■ TASKS TO CARRY OUT
A - Return the passage of the news items between "Mexicans head home|" and "their work contracts.", inclusive, copied word for word.
B - Using the news items, answer these:
(i) How many drug mules has the DNCD arrested so far this year?
(ii) At which jail is Rolando Florian Feliz being held?
(iii) Which airline's flight did the Mexican government charter to bring the workers home?

■ GIVEN PASSAGE
Cinthia Rosalina de la Cruz Cuevas, Luiggi Abel Gonzalez Dominguez, Ricardo Blanco Dominguez and Carlos Jack were apprehended prior to their boarding an Air Europa flight.
The DNCD has arrested 122 drug mules so far this year.
Florian staying in jail|
Convicted drug dealer Rolando Florian Feliz has stopped trying to obtain a conditional release from jail and has removed the application that his lawyers had submitted at the Supreme Court. Florian was taken to the Court of Appeals in San Cristobal under heavy security to sign the release petition. Florian's previous applications for conditional release have all been rejected. No reason was given as to why Florian decided not to pursue his release and security officials didn't allow him to be interviewed. Florian is currently serving three sentences for drug related offenses, including a 20-year sentence for being caught with 953 kilos of cocaine in Barahona. He is being held at the Najayo jail.
Mexicans head home|
92 Mexican workers who were stuck in the DR after being refused entry to the Turks & Caicos have finally made it home. Francisco Hernandez Samano, head of the Mexican Embassy's commercial sector said that the Mexican government had chartered a Nova Air flight that left for Mexico at 9am yesterday. Thus ended the ordeal for the group of 25 Mexicans that began on 30 September when they weren't allowed to enter the Turks & Caicos because officials said they had no knowledge of their work contracts.

■ DATASET
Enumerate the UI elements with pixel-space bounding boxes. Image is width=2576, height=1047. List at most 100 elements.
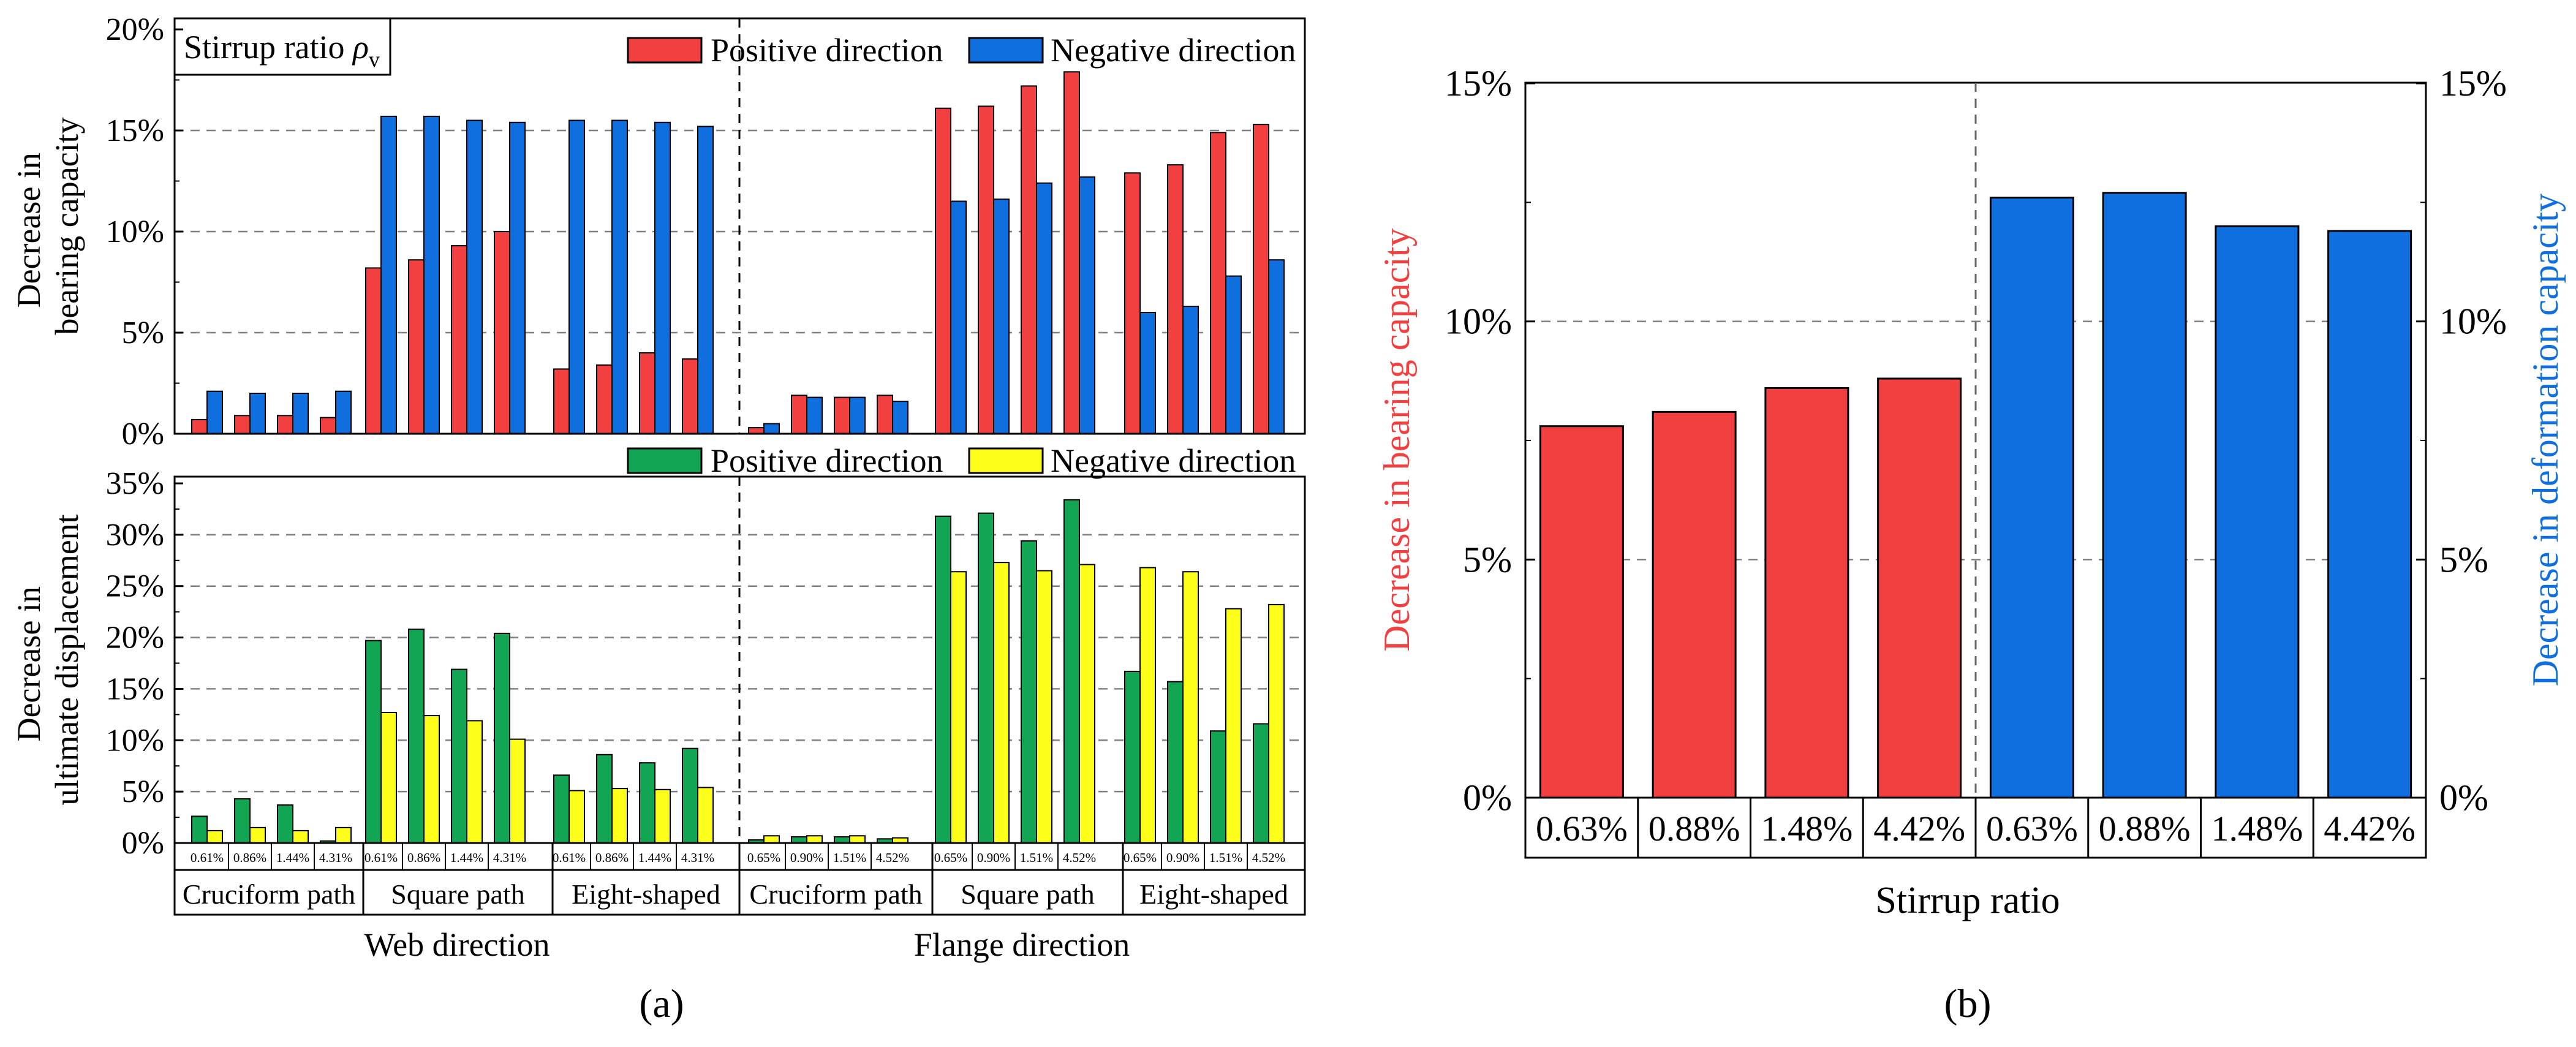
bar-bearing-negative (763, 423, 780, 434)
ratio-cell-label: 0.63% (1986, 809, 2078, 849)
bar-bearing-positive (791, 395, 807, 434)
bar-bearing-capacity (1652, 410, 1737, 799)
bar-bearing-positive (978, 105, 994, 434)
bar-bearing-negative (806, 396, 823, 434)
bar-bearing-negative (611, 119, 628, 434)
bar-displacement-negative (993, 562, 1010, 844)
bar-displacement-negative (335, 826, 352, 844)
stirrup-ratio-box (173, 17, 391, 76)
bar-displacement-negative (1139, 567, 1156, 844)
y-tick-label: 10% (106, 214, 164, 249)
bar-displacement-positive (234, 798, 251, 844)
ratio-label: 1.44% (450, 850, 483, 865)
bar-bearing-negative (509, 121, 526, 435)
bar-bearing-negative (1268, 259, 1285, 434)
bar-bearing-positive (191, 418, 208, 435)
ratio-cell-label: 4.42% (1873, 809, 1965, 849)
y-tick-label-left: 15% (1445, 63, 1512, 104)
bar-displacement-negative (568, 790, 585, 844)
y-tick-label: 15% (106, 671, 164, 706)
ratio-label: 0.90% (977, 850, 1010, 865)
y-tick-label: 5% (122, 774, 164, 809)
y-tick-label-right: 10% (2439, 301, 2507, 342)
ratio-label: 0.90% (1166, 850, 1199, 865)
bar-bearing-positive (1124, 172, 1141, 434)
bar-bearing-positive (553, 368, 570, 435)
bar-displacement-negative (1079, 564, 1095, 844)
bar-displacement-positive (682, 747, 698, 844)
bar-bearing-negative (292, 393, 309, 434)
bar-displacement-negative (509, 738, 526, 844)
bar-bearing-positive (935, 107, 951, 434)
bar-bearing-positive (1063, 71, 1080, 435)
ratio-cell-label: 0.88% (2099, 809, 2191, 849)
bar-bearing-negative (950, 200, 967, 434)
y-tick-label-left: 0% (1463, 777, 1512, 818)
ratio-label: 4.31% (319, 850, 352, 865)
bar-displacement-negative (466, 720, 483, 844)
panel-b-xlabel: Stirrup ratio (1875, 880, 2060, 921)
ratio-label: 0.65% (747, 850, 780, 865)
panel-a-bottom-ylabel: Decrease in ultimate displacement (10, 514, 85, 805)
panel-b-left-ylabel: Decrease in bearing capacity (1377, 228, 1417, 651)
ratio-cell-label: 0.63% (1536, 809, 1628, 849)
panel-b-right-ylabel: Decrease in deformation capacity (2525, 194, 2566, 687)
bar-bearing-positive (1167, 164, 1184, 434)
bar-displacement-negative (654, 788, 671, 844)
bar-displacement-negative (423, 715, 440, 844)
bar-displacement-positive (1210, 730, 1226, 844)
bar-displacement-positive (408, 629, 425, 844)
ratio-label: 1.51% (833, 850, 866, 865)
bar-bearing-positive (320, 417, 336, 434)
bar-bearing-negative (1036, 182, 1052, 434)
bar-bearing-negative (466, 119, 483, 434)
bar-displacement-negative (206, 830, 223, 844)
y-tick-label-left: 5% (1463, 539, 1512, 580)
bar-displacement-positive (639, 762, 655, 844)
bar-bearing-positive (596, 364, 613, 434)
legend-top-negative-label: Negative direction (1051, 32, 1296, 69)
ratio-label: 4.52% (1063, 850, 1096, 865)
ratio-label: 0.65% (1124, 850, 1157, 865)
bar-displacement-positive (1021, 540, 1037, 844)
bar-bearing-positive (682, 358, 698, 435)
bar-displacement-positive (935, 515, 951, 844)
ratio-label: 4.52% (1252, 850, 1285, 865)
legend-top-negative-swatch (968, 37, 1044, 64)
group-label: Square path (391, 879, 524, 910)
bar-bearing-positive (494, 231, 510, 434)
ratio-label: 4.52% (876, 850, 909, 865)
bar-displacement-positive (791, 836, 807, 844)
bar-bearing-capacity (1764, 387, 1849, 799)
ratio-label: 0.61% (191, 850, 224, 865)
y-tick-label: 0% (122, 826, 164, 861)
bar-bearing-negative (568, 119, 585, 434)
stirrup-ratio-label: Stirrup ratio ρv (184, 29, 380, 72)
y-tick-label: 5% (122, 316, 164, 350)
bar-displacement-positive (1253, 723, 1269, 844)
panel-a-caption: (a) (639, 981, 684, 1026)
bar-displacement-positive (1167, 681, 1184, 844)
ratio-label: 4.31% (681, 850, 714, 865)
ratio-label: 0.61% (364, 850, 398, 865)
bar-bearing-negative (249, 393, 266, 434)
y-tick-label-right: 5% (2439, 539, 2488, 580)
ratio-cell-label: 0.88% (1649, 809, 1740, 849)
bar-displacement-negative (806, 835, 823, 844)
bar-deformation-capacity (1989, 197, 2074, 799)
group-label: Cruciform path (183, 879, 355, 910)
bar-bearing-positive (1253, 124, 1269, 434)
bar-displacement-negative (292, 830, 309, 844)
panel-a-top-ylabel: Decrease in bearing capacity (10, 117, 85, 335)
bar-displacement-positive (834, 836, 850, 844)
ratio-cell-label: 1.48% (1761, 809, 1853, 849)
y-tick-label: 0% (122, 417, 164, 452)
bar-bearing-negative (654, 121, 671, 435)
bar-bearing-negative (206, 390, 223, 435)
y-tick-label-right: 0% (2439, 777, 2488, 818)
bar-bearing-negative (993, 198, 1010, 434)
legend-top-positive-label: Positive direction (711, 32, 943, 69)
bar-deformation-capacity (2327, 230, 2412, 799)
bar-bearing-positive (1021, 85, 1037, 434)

--

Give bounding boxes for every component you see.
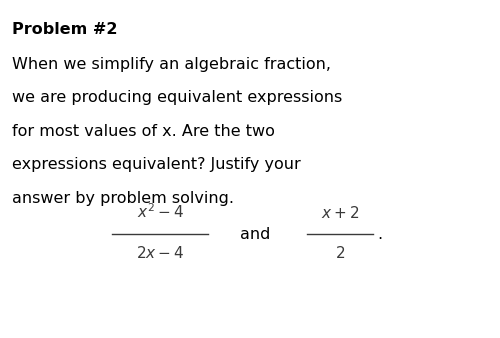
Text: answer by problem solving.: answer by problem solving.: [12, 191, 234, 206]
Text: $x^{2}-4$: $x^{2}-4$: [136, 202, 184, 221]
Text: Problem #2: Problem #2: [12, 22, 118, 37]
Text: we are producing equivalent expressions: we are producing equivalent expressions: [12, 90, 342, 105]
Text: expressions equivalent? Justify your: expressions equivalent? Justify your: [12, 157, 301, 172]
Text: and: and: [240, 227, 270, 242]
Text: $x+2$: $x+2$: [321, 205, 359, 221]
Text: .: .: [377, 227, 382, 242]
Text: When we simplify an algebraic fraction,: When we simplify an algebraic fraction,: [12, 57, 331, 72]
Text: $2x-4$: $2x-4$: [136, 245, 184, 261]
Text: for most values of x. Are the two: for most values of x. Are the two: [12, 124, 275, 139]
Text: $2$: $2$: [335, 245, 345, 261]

--

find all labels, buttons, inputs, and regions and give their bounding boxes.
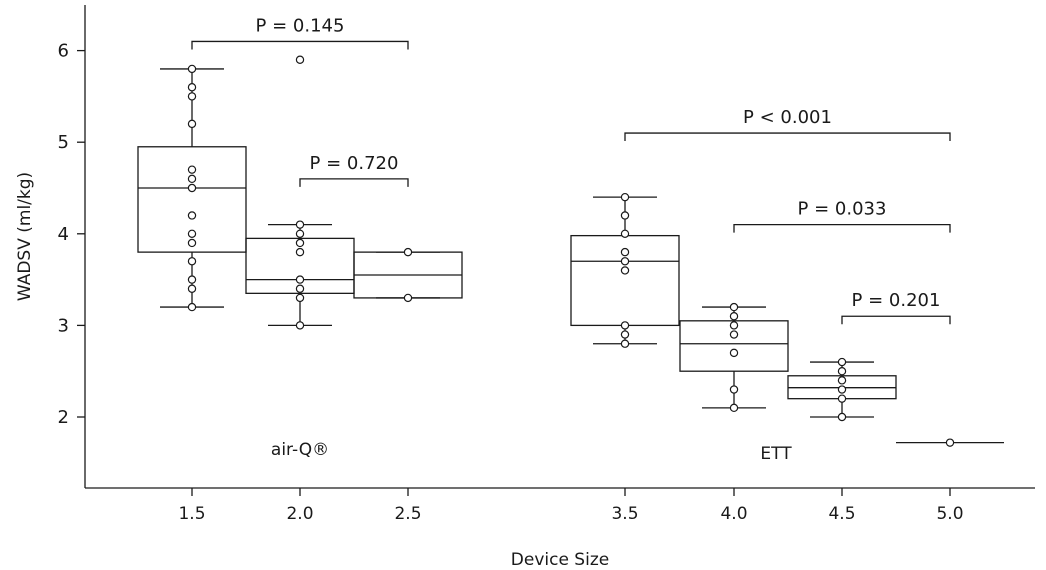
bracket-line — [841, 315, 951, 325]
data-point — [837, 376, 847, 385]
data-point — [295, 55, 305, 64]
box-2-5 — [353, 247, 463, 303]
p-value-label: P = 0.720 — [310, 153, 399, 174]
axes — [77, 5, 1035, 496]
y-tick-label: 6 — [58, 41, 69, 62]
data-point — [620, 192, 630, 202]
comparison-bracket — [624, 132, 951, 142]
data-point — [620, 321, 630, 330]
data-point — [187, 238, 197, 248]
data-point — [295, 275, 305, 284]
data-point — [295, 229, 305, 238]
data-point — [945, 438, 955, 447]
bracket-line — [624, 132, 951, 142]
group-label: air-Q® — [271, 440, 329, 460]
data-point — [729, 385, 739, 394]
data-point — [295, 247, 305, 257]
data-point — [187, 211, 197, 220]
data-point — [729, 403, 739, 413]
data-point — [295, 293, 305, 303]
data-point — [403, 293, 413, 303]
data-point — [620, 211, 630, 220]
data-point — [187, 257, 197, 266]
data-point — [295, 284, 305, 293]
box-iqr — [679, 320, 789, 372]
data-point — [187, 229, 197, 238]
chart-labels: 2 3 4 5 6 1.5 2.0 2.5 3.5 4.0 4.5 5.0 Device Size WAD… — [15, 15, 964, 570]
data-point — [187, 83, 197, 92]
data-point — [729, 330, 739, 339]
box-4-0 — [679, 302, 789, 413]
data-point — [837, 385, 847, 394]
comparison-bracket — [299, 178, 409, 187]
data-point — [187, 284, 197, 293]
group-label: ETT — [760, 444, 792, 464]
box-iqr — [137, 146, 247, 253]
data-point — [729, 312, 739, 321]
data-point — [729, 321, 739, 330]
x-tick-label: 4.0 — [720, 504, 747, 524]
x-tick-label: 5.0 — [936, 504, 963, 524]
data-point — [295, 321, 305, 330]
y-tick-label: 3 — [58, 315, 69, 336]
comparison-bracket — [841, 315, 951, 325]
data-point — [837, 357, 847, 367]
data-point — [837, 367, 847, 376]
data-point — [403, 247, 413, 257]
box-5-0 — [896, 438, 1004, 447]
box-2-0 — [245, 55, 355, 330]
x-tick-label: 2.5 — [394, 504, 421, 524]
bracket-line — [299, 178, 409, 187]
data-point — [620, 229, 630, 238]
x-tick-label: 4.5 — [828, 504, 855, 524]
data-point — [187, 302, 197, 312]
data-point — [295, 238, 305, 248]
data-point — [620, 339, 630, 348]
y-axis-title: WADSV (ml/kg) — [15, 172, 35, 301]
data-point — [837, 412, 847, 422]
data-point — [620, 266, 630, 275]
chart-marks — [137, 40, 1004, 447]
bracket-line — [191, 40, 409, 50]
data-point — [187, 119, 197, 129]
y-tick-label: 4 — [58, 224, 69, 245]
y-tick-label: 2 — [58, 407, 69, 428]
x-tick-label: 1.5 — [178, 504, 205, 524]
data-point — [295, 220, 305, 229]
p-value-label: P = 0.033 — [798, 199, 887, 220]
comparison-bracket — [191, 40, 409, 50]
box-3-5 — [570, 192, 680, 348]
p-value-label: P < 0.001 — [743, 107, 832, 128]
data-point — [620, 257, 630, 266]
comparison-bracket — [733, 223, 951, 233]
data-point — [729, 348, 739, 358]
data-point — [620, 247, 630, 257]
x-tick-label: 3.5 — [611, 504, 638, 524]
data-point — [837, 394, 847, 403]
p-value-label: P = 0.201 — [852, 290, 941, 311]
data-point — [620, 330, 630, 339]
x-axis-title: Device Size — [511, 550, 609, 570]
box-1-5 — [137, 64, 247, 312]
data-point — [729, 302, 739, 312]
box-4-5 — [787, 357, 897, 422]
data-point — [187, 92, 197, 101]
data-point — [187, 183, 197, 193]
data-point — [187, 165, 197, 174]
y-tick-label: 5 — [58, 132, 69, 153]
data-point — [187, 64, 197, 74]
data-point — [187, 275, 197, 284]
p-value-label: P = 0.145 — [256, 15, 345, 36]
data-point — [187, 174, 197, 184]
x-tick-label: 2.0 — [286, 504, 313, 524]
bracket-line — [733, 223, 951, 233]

■ FINAL RESULTS
A -
Mexicans head home|
92 Mexican workers who were stuck in the DR after being refused entry to the Turks & Caicos have finally made it home. Francisco Hernandez Samano, head of the Mexican Embassy's commercial sector said that the Mexican government had chartered a Nova Air flight that left for Mexico at 9am yesterday. Thus ended the ordeal for the group of 25 Mexicans that began on 30 September when they weren't allowed to enter the Turks & Caicos because officials said they had no knowledge of their work contracts.

B -
(i) 122
(ii) The Najayo jail
(iii) Nova Air